→ **Records from a data collection**:
^^^^

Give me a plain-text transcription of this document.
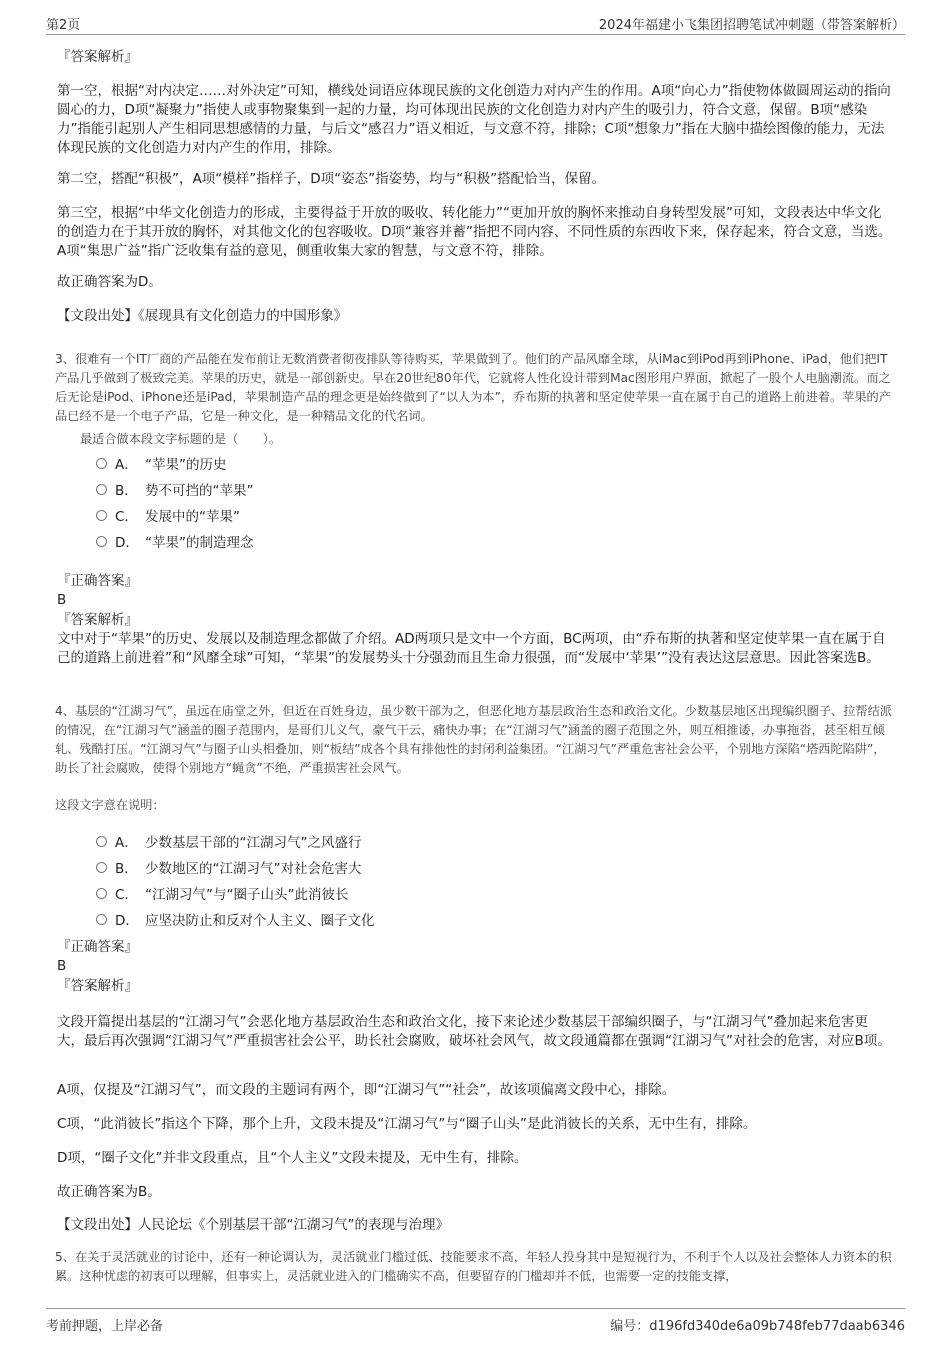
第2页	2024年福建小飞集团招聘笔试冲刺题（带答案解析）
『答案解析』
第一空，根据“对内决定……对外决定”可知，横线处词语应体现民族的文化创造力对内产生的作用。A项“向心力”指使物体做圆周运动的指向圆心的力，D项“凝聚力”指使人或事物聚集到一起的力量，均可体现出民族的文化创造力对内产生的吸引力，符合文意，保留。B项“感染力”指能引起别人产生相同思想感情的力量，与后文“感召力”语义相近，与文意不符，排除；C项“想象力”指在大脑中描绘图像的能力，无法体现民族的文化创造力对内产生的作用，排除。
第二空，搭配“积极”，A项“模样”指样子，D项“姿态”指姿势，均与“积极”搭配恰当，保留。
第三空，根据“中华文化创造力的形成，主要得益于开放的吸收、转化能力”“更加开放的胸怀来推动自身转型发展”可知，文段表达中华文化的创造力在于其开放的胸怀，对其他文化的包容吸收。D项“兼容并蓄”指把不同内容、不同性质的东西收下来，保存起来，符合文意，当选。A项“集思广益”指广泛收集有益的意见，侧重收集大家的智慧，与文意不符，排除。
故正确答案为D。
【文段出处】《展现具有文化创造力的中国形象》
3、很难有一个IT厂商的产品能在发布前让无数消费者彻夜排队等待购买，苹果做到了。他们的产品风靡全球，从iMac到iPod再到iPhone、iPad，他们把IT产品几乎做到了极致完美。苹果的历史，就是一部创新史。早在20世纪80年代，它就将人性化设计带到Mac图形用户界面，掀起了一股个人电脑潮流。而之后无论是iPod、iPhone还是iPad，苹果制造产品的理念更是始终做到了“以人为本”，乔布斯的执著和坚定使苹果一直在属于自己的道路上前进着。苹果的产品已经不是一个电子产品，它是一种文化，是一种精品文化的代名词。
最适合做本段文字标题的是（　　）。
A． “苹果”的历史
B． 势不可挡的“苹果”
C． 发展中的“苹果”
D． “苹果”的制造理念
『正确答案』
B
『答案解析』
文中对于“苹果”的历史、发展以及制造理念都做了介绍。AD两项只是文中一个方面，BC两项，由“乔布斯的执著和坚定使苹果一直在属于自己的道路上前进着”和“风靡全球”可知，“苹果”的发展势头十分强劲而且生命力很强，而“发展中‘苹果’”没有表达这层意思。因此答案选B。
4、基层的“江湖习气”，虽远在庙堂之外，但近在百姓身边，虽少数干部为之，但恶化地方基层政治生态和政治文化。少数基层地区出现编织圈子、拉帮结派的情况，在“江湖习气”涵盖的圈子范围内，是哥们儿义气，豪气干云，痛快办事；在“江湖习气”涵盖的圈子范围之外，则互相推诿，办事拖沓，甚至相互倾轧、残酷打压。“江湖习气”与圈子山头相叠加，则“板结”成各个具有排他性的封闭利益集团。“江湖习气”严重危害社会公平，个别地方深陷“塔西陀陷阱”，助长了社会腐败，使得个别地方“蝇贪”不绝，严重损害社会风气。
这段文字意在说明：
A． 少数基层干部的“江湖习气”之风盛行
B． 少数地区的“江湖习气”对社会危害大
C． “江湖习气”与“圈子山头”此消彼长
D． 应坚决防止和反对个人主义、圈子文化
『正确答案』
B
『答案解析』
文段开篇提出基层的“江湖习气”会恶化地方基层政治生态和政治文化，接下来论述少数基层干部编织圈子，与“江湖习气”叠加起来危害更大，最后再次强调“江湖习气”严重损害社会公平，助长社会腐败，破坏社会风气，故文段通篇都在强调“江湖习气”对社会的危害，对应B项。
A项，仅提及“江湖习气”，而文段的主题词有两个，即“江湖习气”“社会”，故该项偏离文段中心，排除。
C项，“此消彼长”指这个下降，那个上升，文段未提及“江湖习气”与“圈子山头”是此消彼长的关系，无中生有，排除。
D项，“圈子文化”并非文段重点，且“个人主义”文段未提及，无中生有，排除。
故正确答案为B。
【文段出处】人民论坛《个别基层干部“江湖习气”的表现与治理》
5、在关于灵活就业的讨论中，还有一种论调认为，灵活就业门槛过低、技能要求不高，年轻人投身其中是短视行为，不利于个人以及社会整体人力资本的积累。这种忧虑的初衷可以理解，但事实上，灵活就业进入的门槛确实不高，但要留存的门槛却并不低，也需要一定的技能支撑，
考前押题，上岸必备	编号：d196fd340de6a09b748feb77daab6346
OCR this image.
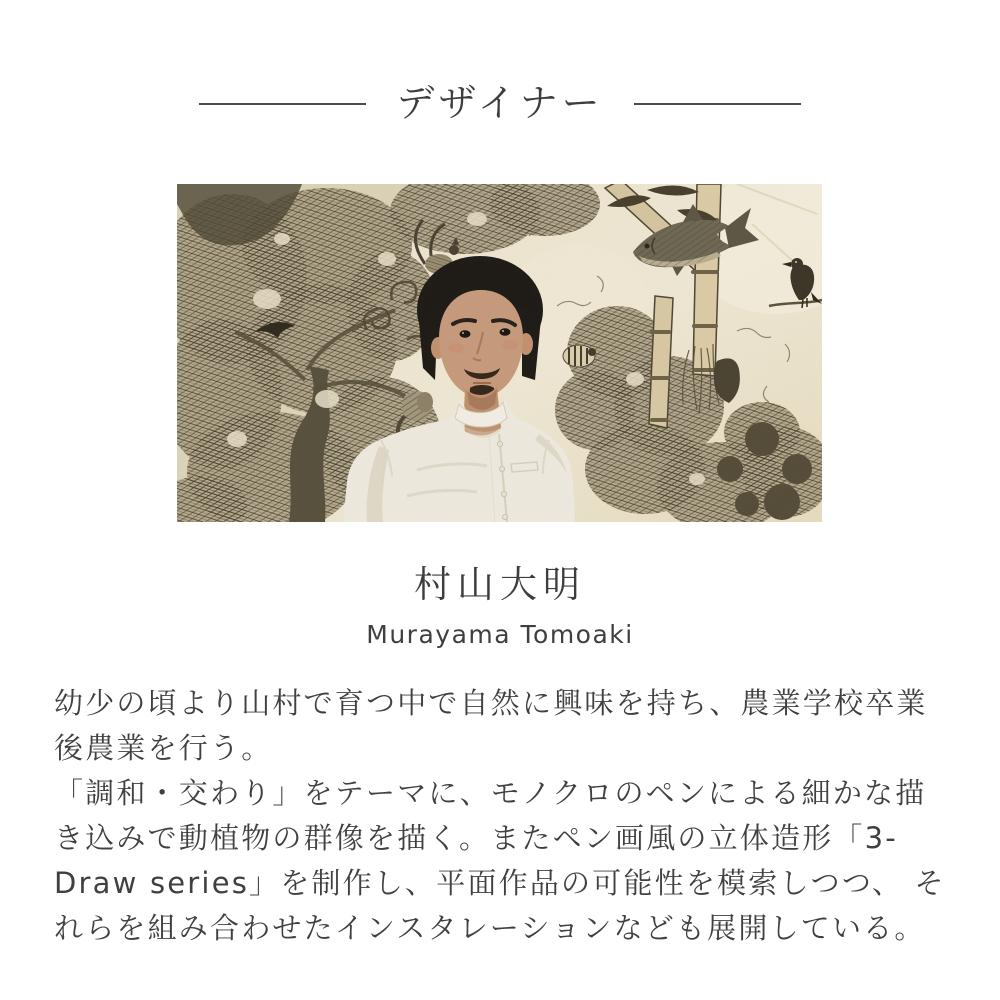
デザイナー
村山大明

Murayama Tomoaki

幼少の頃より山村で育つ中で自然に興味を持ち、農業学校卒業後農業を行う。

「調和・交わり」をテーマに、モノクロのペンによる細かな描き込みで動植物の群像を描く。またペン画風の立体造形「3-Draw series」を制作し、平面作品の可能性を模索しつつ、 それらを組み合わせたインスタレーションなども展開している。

^^^^

→ **Task instructions**: Output an exact copy of the lines from the one with "OCR this image." through the closing line of the records, inclusive, without any images.

→ **Problem solution**:
OCR this image.
デザイナー
村山大明

Murayama Tomoaki

幼少の頃より山村で育つ中で自然に興味を持ち、農業学校卒業後農業を行う。

「調和・交わり」をテーマに、モノクロのペンによる細かな描き込みで動植物の群像を描く。またペン画風の立体造形「3-Draw series」を制作し、平面作品の可能性を模索しつつ、 それらを組み合わせたインスタレーションなども展開している。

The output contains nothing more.